Las observaciones de la sonda de Anisotropía de Microondas Wilkinson (WMAP), de la NASA, permitieron determinar con un alto grado de exactitud y precisión la edad del Universo -13 mil 770 millones de años- y densidad de los átomos. Además se conoció la densidad de la materia no atómica o la época en que las primeras estrellas comenzaron a brillar, indicaron investigadores de la Universidad Johns Hopkins, Estados Unidos.

Sonda, NASA, Universo

Las imágenes de WMAP también apoyan la teoría de la expansión del Universo, durante la cual se generaron pequeñas fluctuaciones que con el tiempo crecieron hasta formar galaxias. Nueve años de trabajo y una ardua labor de investigación del equipo de expertos dirigidos por el astrofísico Charles L. Bennett, fueron necesarios para consolidar los datos recogidos por WMAP. Los nuevos conocimientos adquiridos son cerca de 68 mil veces más precisos, y han convertido a la cosmología de ser “con frecuencia un campo de la especulación salvaje a una ciencia de precisión”, indicaron los especialistas. “Es casi milagroso. El Universo ha codificado su autobiografía en los patrones de microondas que observamos a través de todo el cielo. Cuando lo descodificamos, el Universo revela su historia y contenido. Es sorprendente ver encajar todo en su lugar”, explicó Bennett.  WMAP fue lanzado el 30 de junio de 2001 y se ubicó cerca del segundo punto de Lagrange del sistema Tierra-Sol, a un millón de millas de la Tierra en la dirección opuesta al Sol. Los primeros resultados se publicaron en febrero de 2003, con las actualizaciones más importantes en 2005, 2007, 2009, 2011, y ahora la versión final.

####

» **Tarea a realizar**
Según el texto sobre la sonda WMAP, ¿en qué fecha fue lanzada la sonda?

####

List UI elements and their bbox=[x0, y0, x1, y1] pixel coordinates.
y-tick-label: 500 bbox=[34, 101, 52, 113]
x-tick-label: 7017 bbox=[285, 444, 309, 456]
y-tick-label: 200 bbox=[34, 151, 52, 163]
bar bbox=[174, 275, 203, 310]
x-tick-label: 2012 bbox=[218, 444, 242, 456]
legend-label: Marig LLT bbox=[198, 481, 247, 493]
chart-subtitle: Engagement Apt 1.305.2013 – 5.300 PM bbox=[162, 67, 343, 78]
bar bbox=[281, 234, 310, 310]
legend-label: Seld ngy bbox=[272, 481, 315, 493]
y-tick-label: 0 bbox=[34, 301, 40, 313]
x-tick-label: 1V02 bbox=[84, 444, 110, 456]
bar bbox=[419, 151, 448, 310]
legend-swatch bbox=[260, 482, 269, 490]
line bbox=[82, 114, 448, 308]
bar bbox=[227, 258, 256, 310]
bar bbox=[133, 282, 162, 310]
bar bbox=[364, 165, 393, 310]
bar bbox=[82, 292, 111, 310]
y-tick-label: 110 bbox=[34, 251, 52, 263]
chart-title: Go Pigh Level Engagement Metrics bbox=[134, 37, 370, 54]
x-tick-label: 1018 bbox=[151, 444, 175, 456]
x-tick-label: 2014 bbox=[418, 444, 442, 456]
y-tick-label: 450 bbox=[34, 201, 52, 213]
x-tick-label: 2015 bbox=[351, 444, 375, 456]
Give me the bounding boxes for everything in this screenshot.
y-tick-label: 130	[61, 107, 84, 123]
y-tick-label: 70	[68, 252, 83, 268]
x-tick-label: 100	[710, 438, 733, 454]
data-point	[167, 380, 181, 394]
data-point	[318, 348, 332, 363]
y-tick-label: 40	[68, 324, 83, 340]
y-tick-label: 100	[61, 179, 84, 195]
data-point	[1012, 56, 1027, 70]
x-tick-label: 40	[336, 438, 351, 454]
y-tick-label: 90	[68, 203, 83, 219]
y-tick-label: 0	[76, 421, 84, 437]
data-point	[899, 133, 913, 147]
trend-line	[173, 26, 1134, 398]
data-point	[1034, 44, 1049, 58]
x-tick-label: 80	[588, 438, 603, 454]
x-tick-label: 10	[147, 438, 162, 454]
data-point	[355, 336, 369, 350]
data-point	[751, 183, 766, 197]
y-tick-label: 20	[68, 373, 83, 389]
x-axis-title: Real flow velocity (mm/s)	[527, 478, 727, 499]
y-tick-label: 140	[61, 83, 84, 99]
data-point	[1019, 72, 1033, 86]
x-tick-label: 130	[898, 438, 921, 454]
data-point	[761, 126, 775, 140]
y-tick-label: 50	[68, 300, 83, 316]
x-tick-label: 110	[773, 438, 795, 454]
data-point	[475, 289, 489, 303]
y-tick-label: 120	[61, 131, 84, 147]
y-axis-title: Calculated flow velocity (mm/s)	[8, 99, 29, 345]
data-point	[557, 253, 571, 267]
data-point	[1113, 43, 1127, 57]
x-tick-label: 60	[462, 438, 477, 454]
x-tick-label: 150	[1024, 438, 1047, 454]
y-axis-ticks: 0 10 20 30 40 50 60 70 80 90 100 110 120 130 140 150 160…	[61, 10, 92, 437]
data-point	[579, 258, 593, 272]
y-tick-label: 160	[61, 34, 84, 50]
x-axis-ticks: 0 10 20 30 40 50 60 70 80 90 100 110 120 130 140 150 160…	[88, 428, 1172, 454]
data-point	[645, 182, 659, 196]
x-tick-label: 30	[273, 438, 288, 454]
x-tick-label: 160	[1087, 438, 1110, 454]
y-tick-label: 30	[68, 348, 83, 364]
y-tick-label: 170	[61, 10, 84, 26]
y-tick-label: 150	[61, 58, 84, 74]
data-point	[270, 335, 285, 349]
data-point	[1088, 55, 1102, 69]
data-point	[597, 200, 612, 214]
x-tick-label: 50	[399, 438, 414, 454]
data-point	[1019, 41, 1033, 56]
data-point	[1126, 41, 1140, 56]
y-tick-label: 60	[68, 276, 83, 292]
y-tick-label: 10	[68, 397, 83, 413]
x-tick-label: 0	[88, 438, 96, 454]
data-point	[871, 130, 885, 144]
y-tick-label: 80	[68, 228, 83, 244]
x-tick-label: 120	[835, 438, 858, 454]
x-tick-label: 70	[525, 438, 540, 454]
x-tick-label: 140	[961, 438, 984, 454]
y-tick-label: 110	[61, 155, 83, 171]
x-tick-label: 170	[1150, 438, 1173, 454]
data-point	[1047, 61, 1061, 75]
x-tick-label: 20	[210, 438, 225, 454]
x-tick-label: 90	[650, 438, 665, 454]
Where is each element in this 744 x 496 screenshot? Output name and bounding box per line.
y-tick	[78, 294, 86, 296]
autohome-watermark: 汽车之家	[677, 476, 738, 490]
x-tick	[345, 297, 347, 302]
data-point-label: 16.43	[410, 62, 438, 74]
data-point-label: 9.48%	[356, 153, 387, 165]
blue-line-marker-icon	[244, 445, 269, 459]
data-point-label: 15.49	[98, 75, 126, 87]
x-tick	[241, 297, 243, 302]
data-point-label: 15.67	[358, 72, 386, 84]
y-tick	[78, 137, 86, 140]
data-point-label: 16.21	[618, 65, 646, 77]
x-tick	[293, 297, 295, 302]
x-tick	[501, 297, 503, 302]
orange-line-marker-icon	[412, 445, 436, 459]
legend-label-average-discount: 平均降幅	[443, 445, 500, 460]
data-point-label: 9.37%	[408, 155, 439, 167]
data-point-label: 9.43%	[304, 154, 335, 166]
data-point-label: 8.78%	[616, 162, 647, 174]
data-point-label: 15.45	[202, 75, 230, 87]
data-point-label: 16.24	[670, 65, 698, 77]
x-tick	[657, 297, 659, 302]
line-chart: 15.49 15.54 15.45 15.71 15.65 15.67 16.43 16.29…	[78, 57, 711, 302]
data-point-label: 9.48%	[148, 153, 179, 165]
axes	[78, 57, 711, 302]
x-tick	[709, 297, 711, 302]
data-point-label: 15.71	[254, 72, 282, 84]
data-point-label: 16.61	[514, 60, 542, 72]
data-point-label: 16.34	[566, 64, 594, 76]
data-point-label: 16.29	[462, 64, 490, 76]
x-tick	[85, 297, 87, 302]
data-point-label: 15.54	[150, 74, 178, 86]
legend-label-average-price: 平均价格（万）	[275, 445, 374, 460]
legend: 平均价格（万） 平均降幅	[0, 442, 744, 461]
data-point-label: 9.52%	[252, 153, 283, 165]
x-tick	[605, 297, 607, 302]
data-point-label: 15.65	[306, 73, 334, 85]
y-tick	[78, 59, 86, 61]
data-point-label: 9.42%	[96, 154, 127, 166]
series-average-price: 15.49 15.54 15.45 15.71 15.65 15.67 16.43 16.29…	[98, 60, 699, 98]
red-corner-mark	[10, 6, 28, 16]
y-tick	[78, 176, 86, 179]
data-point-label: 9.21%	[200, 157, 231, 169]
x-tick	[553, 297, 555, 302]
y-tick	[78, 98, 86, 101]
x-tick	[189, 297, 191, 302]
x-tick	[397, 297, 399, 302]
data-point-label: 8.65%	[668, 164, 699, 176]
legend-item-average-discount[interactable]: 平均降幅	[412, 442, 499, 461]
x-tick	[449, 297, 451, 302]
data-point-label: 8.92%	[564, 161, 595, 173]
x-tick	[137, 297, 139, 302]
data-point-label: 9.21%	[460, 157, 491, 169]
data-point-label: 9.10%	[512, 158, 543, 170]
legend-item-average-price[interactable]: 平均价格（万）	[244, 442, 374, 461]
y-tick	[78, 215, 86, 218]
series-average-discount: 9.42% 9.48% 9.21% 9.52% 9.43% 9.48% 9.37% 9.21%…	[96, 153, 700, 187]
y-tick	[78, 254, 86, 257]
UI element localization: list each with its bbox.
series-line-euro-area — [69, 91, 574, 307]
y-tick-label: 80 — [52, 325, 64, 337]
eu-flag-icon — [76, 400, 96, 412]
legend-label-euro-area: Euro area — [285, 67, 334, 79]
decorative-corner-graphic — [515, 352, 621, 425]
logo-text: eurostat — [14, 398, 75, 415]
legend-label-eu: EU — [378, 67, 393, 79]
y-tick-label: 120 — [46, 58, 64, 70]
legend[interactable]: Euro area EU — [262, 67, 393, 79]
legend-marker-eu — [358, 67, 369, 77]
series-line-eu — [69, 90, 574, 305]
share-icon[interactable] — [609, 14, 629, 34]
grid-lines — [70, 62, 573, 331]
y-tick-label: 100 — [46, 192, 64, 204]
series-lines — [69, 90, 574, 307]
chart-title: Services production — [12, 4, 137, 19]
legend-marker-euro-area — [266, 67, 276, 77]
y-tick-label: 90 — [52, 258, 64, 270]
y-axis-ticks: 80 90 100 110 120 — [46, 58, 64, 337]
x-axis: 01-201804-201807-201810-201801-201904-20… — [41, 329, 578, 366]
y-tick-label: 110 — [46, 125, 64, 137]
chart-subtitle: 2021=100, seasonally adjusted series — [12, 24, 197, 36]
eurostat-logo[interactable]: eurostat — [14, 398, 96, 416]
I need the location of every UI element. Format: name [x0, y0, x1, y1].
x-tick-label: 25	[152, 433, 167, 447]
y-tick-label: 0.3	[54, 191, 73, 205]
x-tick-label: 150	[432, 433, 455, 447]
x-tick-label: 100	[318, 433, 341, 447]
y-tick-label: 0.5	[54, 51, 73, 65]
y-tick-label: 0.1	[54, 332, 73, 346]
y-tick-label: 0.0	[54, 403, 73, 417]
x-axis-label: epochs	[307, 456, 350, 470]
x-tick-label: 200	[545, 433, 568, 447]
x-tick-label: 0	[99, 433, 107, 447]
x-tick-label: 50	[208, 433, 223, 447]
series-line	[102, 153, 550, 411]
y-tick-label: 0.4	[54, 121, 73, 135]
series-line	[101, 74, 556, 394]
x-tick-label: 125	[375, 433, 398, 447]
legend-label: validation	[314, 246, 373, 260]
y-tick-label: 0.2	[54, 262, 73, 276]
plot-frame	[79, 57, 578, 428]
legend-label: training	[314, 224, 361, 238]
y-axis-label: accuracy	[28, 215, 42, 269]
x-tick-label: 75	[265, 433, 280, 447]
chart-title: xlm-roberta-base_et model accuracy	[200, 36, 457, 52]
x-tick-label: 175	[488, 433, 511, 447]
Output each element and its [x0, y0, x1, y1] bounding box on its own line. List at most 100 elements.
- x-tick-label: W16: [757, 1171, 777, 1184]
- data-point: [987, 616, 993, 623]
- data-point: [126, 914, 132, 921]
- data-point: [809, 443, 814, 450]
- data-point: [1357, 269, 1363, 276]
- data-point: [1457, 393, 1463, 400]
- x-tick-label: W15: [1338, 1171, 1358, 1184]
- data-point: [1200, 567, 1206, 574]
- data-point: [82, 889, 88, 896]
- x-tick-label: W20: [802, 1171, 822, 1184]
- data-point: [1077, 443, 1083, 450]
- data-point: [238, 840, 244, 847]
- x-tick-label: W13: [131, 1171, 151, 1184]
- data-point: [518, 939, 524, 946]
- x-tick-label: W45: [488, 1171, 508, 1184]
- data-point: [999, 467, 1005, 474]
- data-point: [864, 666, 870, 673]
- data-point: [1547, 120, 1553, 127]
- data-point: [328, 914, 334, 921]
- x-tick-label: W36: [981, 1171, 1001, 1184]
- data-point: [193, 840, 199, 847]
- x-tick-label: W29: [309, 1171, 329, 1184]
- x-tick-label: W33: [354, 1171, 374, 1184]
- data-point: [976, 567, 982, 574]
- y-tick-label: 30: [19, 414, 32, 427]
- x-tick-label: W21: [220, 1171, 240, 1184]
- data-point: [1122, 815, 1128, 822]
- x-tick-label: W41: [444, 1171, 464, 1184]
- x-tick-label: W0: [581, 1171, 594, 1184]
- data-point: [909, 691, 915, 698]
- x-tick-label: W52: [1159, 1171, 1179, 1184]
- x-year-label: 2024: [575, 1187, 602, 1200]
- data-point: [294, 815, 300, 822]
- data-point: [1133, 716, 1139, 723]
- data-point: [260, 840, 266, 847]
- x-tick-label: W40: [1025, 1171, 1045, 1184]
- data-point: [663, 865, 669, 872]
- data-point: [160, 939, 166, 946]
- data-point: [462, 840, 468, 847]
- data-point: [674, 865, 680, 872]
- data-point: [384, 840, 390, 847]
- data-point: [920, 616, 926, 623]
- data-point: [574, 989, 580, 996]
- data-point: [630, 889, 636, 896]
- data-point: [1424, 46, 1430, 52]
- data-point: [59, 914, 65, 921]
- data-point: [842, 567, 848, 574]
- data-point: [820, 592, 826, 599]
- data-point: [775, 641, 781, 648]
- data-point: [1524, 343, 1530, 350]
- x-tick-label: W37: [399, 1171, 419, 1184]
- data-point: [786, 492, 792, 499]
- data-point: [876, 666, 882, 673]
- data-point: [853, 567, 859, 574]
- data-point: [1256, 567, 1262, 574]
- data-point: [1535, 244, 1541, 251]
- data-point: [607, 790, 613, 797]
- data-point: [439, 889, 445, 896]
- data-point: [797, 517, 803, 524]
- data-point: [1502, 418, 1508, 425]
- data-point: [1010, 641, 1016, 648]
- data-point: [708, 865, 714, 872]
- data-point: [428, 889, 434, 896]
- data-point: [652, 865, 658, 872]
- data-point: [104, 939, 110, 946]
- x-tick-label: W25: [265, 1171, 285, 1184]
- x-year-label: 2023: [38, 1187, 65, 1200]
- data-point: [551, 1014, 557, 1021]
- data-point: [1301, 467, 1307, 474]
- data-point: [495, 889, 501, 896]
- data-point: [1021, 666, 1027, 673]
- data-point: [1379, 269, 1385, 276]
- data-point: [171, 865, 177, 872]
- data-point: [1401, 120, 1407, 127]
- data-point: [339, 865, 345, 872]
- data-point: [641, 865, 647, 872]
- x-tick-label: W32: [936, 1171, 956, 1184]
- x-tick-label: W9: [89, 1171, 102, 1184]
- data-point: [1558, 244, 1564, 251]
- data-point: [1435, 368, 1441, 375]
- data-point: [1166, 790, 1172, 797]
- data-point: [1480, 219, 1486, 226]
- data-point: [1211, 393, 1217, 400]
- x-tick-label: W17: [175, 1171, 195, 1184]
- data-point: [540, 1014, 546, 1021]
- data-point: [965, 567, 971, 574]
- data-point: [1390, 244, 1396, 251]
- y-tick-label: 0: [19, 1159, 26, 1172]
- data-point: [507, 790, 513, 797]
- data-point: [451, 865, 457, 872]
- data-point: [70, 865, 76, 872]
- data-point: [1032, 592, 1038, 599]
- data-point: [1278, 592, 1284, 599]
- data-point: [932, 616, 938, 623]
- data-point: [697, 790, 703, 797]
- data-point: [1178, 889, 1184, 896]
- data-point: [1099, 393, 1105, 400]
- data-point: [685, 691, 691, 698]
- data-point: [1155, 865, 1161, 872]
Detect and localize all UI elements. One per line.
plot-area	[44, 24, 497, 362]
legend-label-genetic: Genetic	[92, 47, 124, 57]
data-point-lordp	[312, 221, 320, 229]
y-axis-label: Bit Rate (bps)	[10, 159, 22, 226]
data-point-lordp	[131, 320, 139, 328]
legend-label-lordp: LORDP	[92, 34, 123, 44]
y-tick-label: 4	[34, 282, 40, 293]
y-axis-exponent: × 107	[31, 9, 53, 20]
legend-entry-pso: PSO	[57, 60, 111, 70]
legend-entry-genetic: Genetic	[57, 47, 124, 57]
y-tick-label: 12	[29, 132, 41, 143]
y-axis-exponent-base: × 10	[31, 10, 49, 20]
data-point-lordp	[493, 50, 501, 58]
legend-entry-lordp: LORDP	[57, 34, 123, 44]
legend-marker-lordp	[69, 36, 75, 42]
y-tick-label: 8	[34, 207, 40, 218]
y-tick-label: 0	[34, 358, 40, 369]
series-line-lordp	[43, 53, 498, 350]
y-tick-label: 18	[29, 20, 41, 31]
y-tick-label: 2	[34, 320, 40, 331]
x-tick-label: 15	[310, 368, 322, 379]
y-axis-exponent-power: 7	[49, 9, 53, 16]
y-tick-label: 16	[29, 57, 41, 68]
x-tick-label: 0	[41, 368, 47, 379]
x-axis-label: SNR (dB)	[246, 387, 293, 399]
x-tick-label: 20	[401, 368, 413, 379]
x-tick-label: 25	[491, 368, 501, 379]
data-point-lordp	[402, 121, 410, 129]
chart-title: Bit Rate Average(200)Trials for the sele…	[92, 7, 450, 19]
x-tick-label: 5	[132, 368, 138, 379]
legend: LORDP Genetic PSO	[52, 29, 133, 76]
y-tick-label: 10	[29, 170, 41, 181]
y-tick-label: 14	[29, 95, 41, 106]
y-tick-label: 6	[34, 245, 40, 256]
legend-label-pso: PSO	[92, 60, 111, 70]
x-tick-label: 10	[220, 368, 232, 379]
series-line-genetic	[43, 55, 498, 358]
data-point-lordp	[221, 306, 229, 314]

####

» **Resultado de la tarea**
El 30 de junio de 2001.